### DATA FOR THIS EXERCISE
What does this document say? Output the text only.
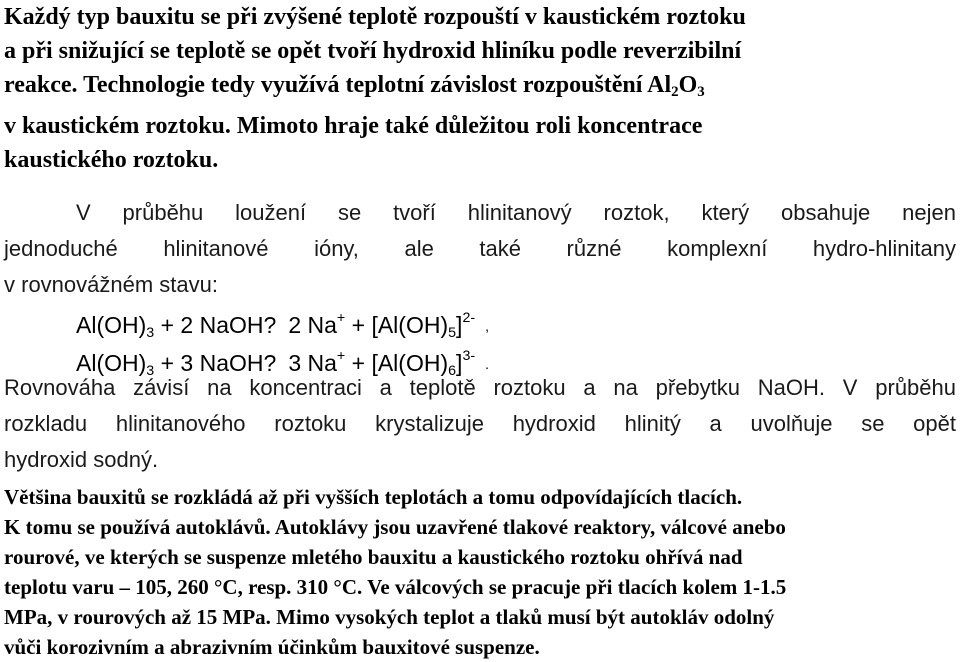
Každý typ bauxitu se při zvýšené teplotě rozpouští v kaustickém roztoku
a při snižující se teplotě se opět tvoří hydroxid hliníku podle reverzibilní
reakce. Technologie tedy využívá teplotní závislost rozpouštění $Al_2O_3$
v kaustickém roztoku. Mimoto hraje také důležitou roli koncentrace
kaustického roztoku.
V průběhu loužení se tvoří hlinitanový roztok, který obsahuje nejen
jednoduché hlinitanové ióny, ale také různé komplexní hydro-hlinitany
v rovnovážném stavu:
$Al(OH)_3 + 2$ NaOH? 2 $Na^+ + [Al(OH)_5]^{2-}$ ,
$Al(OH)_3 + 3$ NaOH? 3 $Na^+ + [Al(OH)_6]^{3-}$ .
Rovnováha závisí na koncentraci a teplotě roztoku a na přebytku NaOH. V průběhu
rozkladu hlinitanového roztoku krystalizuje hydroxid hlinitý a uvolňuje se opět
hydroxid sodný.
Většina bauxitů se rozkládá až při vyšších teplotách a tomu odpovídajících tlacích.
K tomu se používá autoklávů. Autoklávy jsou uzavřené tlakové reaktory, válcové anebo
rourové, ve kterých se suspenze mletého bauxitu a kaustického roztoku ohřívá nad
teplotu varu – 105, 260 °C, resp. 310 °C. Ve válcových se pracuje při tlacích kolem 1-1.5
MPa, v rourových až 15 MPa. Mimo vysokých teplot a tlaků musí být autokláv odolný
vůči korozivním a abrazivním účinkům bauxitové suspenze.
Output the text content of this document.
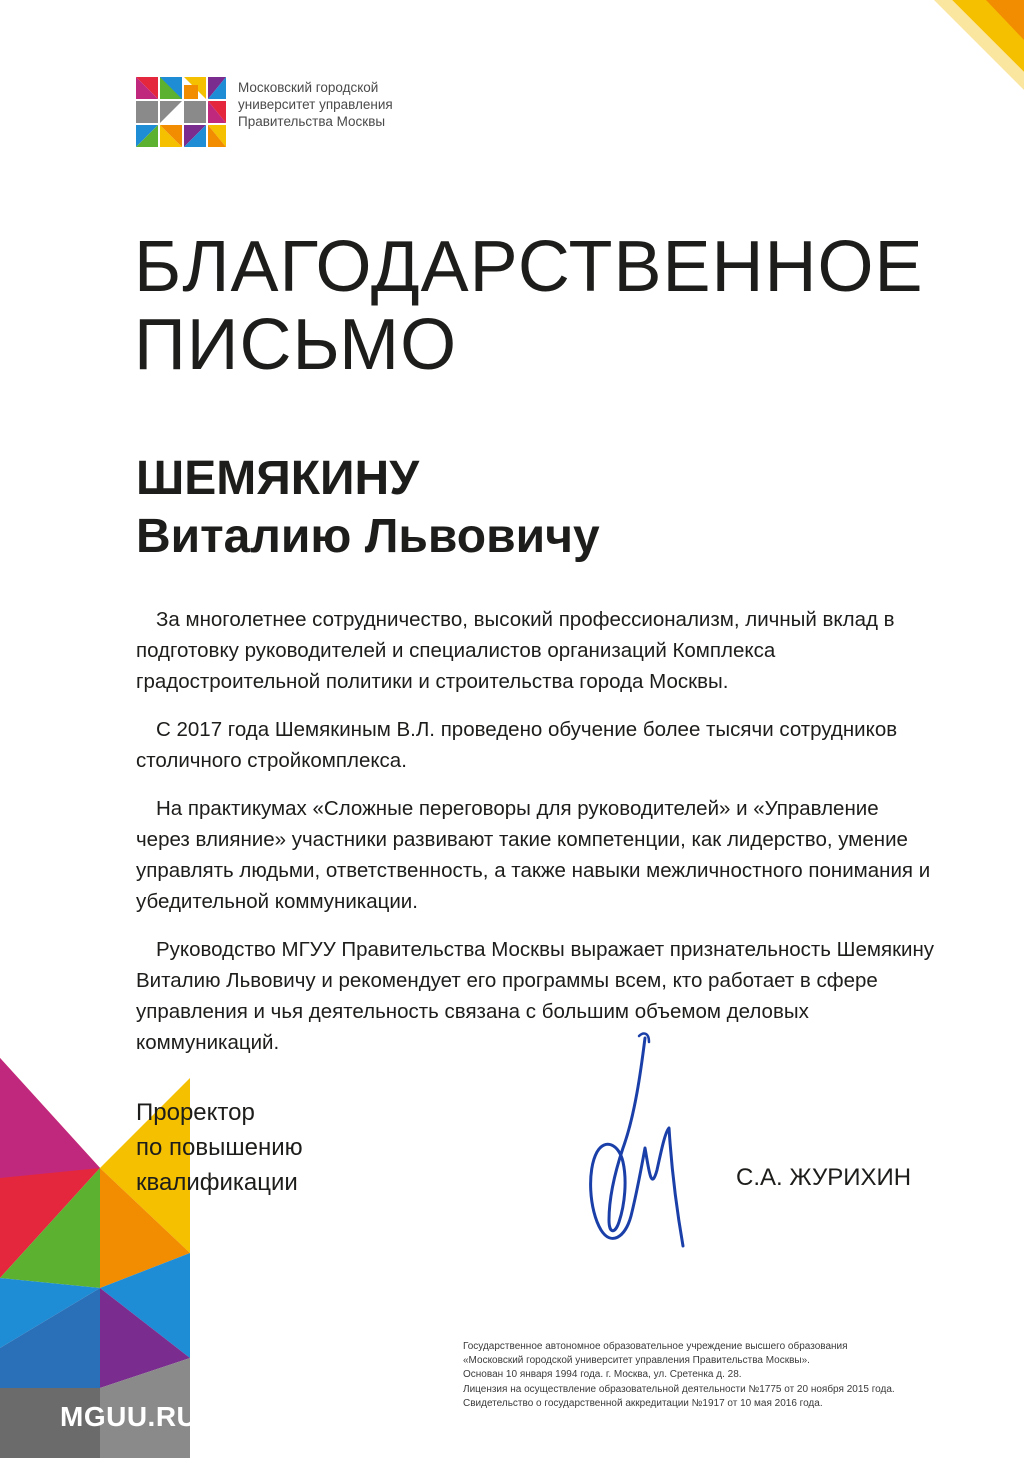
Московский городской
университет управления
Правительства Москвы
БЛАГОДАРСТВЕННОЕ
ПИСЬМО
ШЕМЯКИНУ
Виталию Львовичу

За многолетнее сотрудничество, высокий профессионализм, личный вклад в подготовку руководителей и специалистов организаций Комплекса градостроительной политики и строительства города Москвы.

С 2017 года Шемякиным В.Л. проведено обучение более тысячи сотрудников столичного стройкомплекса.

На практикумах «Сложные переговоры для руководителей» и «Управление через влияние» участники развивают такие компетенции, как лидерство, умение управлять людьми, ответственность, а также навыки межличностного понимания и убедительной коммуникации.

Руководство МГУУ Правительства Москвы выражает признательность Шемякину Виталию Львовичу и рекомендует его программы всем, кто работает в сфере управления и чья деятельность связана с большим объемом деловых коммуникаций.

Проректор
по повышению
квалификации	С.А. ЖУРИХИН
Государственное автономное образовательное учреждение высшего образования
«Московский городской университет управления Правительства Москвы».
Основан 10 января 1994 года. г. Москва, ул. Сретенка д. 28.
Лицензия на осуществление образовательной деятельности №1775 от 20 ноября 2015 года.
Свидетельство о государственной аккредитации №1917 от 10 мая 2016 года.
MGUU.RU
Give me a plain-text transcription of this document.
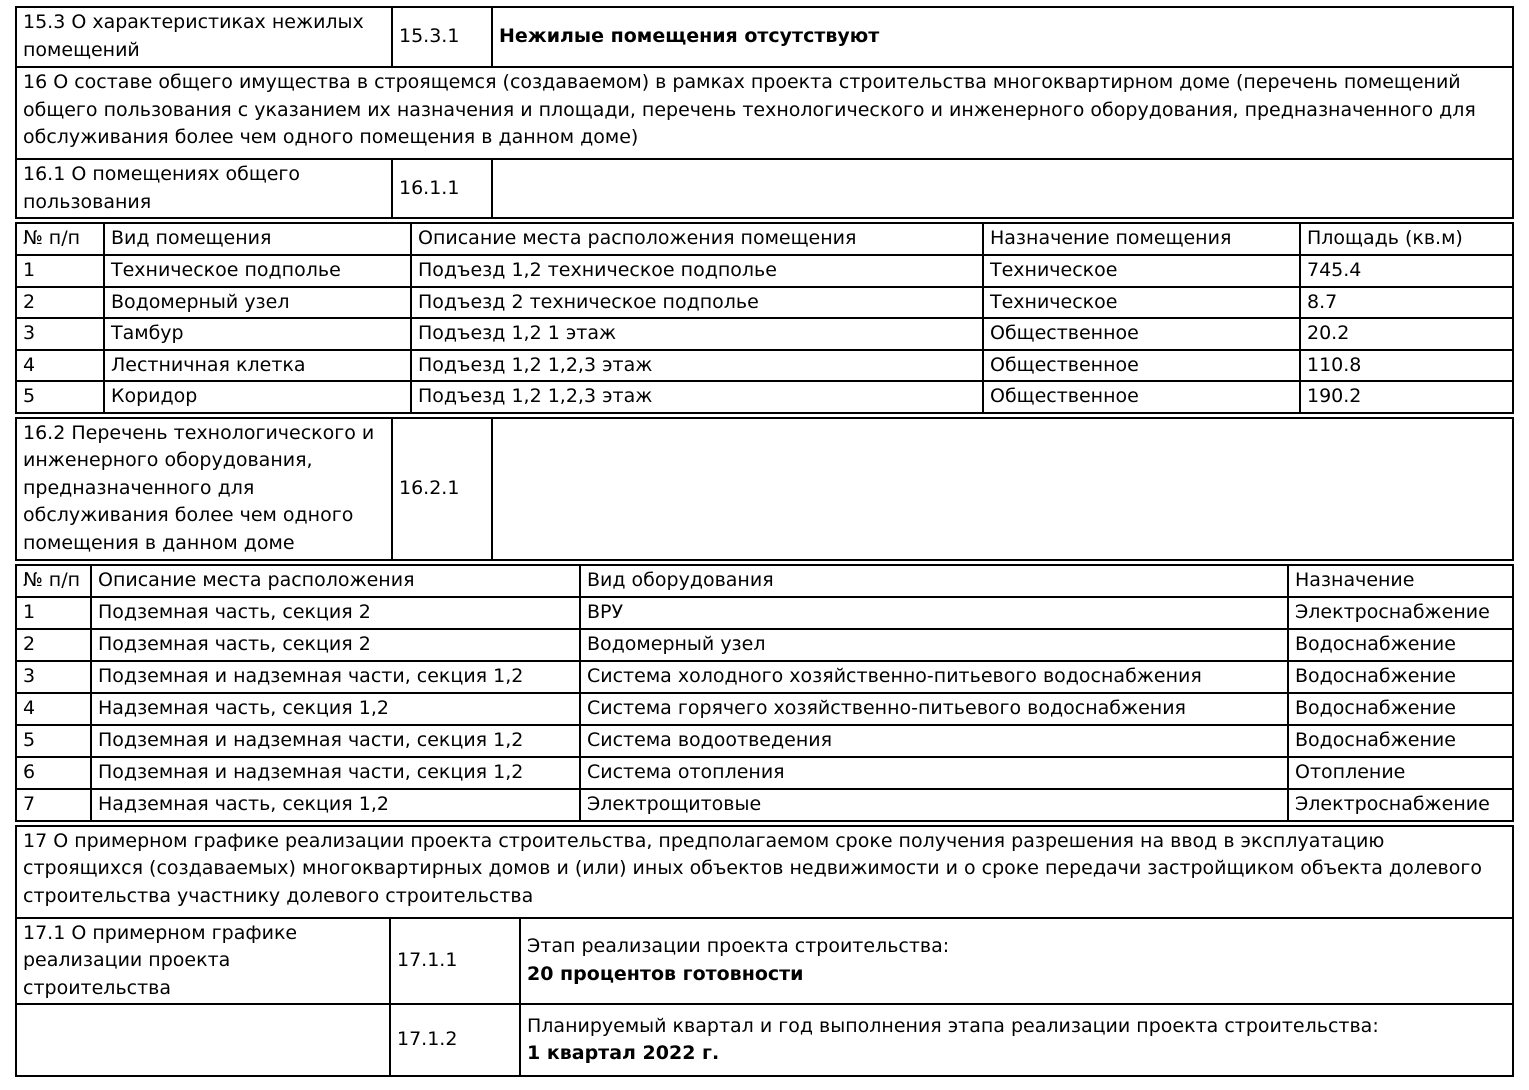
15.3 О характеристиках нежилых помещений	15.3.1	Нежилые помещения отсутствуют
16 О составе общего имущества в строящемся (создаваемом) в рамках проекта строительства многоквартирном доме (перечень помещений общего пользования с указанием их назначения и площади, перечень технологического и инженерного оборудования, предназначенного для обслуживания более чем одного помещения в данном доме)		
16.1 О помещениях общего пользования	16.1.1	
№ п/п	Вид помещения	Описание места расположения помещения	Назначение помещения	Площадь (кв.м)
1	Техническое подполье	Подъезд 1,2 техническое подполье	Техническое	745.4
2	Водомерный узел	Подъезд 2 техническое подполье	Техническое	8.7
3	Тамбур	Подъезд 1,2 1 этаж	Общественное	20.2
4	Лестничная клетка	Подъезд 1,2 1,2,3 этаж	Общественное	110.8
5	Коридор	Подъезд 1,2 1,2,3 этаж	Общественное	190.2
16.2 Перечень технологического и инженерного оборудования, предназначенного для обслуживания более чем одного помещения в данном доме	16.2.1	
№ п/п	Описание места расположения	Вид оборудования	Назначение
1	Подземная часть, секция 2	ВРУ	Электроснабжение
2	Подземная часть, секция 2	Водомерный узел	Водоснабжение
3	Подземная и надземная части, секция 1,2	Система холодного хозяйственно-питьевого водоснабжения	Водоснабжение
4	Надземная часть, секция 1,2	Система горячего хозяйственно-питьевого водоснабжения	Водоснабжение
5	Подземная и надземная части, секция 1,2	Система водоотведения	Водоснабжение
6	Подземная и надземная части, секция 1,2	Система отопления	Отопление
7	Надземная часть, секция 1,2	Электрощитовые	Электроснабжение
17 О примерном графике реализации проекта строительства, предполагаемом сроке получения разрешения на ввод в эксплуатацию строящихся (создаваемых) многоквартирных домов и (или) иных объектов недвижимости и о сроке передачи застройщиком объекта долевого строительства участнику долевого строительства		
17.1 О примерном графике реализации проекта строительства	17.1.1	Этап реализации проекта строительства:
20 процентов готовности

	17.1.2	Планируемый квартал и год выполнения этапа реализации проекта строительства:
1 квартал 2022 г.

### EXERCISE DIRECTIONS
Write every entry out again exactly, dropping the pictures.

### RESPONSE TO THIS EXERCISE
What does this document say? Output the text only.
Každý typ bauxitu se při zvýšené teplotě rozpouští v kaustickém roztoku
a při snižující se teplotě se opět tvoří hydroxid hliníku podle reverzibilní
reakce. Technologie tedy využívá teplotní závislost rozpouštění $Al_2O_3$
v kaustickém roztoku. Mimoto hraje také důležitou roli koncentrace
kaustického roztoku.
V průběhu loužení se tvoří hlinitanový roztok, který obsahuje nejen
jednoduché hlinitanové ióny, ale také různé komplexní hydro-hlinitany
v rovnovážném stavu:
$Al(OH)_3 + 2$ NaOH? 2 $Na^+ + [Al(OH)_5]^{2-}$ ,
$Al(OH)_3 + 3$ NaOH? 3 $Na^+ + [Al(OH)_6]^{3-}$ .
Rovnováha závisí na koncentraci a teplotě roztoku a na přebytku NaOH. V průběhu
rozkladu hlinitanového roztoku krystalizuje hydroxid hlinitý a uvolňuje se opět
hydroxid sodný.
Většina bauxitů se rozkládá až při vyšších teplotách a tomu odpovídajících tlacích.
K tomu se používá autoklávů. Autoklávy jsou uzavřené tlakové reaktory, válcové anebo
rourové, ve kterých se suspenze mletého bauxitu a kaustického roztoku ohřívá nad
teplotu varu – 105, 260 °C, resp. 310 °C. Ve válcových se pracuje při tlacích kolem 1-1.5
MPa, v rourových až 15 MPa. Mimo vysokých teplot a tlaků musí být autokláv odolný
vůči korozivním a abrazivním účinkům bauxitové suspenze.
Output the text content of this document.
Московский городской
университет управления
Правительства Москвы
БЛАГОДАРСТВЕННОЕ
ПИСЬМО
ШЕМЯКИНУ
Виталию Львовичу

За многолетнее сотрудничество, высокий профессионализм, личный вклад в подготовку руководителей и специалистов организаций Комплекса градостроительной политики и строительства города Москвы.

С 2017 года Шемякиным В.Л. проведено обучение более тысячи сотрудников столичного стройкомплекса.

На практикумах «Сложные переговоры для руководителей» и «Управление через влияние» участники развивают такие компетенции, как лидерство, умение управлять людьми, ответственность, а также навыки межличностного понимания и убедительной коммуникации.

Руководство МГУУ Правительства Москвы выражает признательность Шемякину Виталию Львовичу и рекомендует его программы всем, кто работает в сфере управления и чья деятельность связана с большим объемом деловых коммуникаций.

Проректор
по повышению
квалификации	С.А. ЖУРИХИН
Государственное автономное образовательное учреждение высшего образования
«Московский городской университет управления Правительства Москвы».
Основан 10 января 1994 года. г. Москва, ул. Сретенка д. 28.
Лицензия на осуществление образовательной деятельности №1775 от 20 ноября 2015 года.
Свидетельство о государственной аккредитации №1917 от 10 мая 2016 года.
MGUU.RU
Give me a plain-text transcription of this document.
15.3 О характеристиках нежилых помещений	15.3.1	Нежилые помещения отсутствуют
16 О составе общего имущества в строящемся (создаваемом) в рамках проекта строительства многоквартирном доме (перечень помещений общего пользования с указанием их назначения и площади, перечень технологического и инженерного оборудования, предназначенного для обслуживания более чем одного помещения в данном доме)		
16.1 О помещениях общего пользования	16.1.1	
№ п/п	Вид помещения	Описание места расположения помещения	Назначение помещения	Площадь (кв.м)
1	Техническое подполье	Подъезд 1,2 техническое подполье	Техническое	745.4
2	Водомерный узел	Подъезд 2 техническое подполье	Техническое	8.7
3	Тамбур	Подъезд 1,2 1 этаж	Общественное	20.2
4	Лестничная клетка	Подъезд 1,2 1,2,3 этаж	Общественное	110.8
5	Коридор	Подъезд 1,2 1,2,3 этаж	Общественное	190.2
16.2 Перечень технологического и инженерного оборудования, предназначенного для обслуживания более чем одного помещения в данном доме	16.2.1	
№ п/п	Описание места расположения	Вид оборудования	Назначение
1	Подземная часть, секция 2	ВРУ	Электроснабжение
2	Подземная часть, секция 2	Водомерный узел	Водоснабжение
3	Подземная и надземная части, секция 1,2	Система холодного хозяйственно-питьевого водоснабжения	Водоснабжение
4	Надземная часть, секция 1,2	Система горячего хозяйственно-питьевого водоснабжения	Водоснабжение
5	Подземная и надземная части, секция 1,2	Система водоотведения	Водоснабжение
6	Подземная и надземная части, секция 1,2	Система отопления	Отопление
7	Надземная часть, секция 1,2	Электрощитовые	Электроснабжение
17 О примерном графике реализации проекта строительства, предполагаемом сроке получения разрешения на ввод в эксплуатацию строящихся (создаваемых) многоквартирных домов и (или) иных объектов недвижимости и о сроке передачи застройщиком объекта долевого строительства участнику долевого строительства		
17.1 О примерном графике реализации проекта строительства	17.1.1	Этап реализации проекта строительства:
20 процентов готовности

	17.1.2	Планируемый квартал и год выполнения этапа реализации проекта строительства:
1 квартал 2022 г.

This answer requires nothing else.